● **The request**: Only a number is wanted: how many lines in the records below contain "ylabel"?

● **Provided records**:
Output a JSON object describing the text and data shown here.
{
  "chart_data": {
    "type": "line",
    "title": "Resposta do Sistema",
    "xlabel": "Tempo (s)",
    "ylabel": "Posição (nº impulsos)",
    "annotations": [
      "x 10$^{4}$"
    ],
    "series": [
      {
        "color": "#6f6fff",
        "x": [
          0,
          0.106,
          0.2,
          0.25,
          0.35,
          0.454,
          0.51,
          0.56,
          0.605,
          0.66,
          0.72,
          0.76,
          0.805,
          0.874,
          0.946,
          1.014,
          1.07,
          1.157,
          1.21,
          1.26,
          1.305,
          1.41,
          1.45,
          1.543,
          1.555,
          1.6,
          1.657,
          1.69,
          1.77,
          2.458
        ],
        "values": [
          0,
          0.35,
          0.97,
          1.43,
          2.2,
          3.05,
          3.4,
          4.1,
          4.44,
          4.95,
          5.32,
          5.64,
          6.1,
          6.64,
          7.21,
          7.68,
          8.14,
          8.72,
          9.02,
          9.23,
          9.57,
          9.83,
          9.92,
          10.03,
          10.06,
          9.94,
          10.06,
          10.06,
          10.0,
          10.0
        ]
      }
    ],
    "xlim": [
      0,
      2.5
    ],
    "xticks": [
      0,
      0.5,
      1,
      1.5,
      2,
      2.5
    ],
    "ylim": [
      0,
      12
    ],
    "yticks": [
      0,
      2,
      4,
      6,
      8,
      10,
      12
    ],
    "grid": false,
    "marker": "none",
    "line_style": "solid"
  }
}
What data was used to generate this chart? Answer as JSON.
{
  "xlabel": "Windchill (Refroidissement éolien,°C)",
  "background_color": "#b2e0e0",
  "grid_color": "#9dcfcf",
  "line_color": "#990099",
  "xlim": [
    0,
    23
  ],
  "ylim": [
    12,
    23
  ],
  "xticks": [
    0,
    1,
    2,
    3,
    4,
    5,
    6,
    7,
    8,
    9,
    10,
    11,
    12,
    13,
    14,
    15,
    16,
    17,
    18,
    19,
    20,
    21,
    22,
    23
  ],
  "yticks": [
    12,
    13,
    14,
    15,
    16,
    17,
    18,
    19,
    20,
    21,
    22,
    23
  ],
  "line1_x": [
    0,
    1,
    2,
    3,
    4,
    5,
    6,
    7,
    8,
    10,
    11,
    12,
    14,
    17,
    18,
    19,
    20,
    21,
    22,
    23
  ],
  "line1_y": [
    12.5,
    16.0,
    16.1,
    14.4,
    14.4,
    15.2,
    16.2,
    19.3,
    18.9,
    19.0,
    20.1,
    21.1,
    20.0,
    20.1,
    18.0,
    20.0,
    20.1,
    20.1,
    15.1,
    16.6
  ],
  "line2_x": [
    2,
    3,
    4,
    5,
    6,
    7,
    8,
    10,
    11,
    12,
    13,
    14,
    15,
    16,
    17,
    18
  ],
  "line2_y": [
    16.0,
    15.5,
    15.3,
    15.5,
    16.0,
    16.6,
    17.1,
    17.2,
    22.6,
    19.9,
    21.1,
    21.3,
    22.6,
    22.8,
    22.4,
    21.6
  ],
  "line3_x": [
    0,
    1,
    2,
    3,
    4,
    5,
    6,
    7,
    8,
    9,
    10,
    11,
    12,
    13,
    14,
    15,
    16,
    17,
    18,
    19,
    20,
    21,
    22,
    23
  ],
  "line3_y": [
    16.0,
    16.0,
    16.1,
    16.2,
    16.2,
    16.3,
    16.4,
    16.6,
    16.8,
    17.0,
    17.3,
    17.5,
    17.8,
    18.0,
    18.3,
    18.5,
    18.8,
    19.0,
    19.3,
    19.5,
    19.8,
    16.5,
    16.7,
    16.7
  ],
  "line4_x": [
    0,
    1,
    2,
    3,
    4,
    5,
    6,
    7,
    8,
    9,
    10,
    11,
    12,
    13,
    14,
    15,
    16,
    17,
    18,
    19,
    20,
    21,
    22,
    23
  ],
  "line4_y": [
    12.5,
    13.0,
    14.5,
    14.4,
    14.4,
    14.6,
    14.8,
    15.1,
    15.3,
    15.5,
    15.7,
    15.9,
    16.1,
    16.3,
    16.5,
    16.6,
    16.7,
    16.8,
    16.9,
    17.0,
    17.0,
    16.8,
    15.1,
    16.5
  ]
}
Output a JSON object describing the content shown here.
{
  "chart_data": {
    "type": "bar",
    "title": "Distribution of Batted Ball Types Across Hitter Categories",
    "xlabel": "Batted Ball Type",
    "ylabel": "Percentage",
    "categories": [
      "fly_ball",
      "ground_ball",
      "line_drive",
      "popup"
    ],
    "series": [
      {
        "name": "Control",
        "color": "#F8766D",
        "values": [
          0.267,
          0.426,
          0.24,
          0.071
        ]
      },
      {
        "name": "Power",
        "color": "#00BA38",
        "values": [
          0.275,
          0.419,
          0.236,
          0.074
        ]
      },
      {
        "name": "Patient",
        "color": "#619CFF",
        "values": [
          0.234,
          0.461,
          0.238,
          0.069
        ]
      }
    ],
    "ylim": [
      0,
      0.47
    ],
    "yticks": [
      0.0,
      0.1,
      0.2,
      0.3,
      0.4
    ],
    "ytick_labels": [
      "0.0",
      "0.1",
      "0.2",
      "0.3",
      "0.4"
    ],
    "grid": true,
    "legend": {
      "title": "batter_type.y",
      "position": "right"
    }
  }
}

● **Correct output**: 2